> _Problem statement_: For the material that follows, list every line containing the word "para".

** Begin Material for the task **

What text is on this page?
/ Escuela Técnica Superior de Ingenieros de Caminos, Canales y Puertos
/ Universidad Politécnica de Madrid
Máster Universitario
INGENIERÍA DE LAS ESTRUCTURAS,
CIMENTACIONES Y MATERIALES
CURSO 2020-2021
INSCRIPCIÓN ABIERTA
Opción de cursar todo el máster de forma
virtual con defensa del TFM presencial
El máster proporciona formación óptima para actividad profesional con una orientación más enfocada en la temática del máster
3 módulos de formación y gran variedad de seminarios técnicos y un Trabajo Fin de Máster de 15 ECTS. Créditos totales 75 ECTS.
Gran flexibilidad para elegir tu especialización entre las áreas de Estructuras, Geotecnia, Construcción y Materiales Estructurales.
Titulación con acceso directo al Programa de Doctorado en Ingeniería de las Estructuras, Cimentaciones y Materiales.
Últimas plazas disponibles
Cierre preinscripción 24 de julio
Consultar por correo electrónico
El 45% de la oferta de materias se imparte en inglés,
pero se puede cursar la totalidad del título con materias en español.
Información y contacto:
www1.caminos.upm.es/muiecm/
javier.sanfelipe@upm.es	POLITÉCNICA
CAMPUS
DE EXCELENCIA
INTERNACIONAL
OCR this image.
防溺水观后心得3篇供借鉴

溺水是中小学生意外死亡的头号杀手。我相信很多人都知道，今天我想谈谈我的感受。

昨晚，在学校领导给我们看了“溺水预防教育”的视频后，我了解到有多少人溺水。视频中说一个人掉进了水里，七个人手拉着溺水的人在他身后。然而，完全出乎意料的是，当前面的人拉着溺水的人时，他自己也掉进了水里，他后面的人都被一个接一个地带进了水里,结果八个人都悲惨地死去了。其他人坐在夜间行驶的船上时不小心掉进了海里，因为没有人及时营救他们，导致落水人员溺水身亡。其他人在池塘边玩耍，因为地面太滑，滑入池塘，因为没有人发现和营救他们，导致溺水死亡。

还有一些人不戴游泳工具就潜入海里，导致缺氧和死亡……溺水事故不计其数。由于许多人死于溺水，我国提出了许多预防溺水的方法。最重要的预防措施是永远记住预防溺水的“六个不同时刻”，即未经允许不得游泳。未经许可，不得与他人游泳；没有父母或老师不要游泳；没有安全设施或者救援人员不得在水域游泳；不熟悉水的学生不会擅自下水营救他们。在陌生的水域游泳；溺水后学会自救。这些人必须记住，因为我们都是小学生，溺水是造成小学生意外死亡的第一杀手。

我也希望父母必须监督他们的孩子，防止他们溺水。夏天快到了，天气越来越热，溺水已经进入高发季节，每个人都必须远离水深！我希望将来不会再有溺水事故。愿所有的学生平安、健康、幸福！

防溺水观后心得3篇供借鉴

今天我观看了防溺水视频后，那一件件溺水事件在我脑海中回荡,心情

** End Material for the task **

> _Solution for this problem_:
El máster proporciona formación óptima para actividad profesional con una orientación más enfocada en la temática del máster
Gran flexibilidad para elegir tu especialización entre las áreas de Estructuras, Geotecnia, Construcción y Materiales Estructurales.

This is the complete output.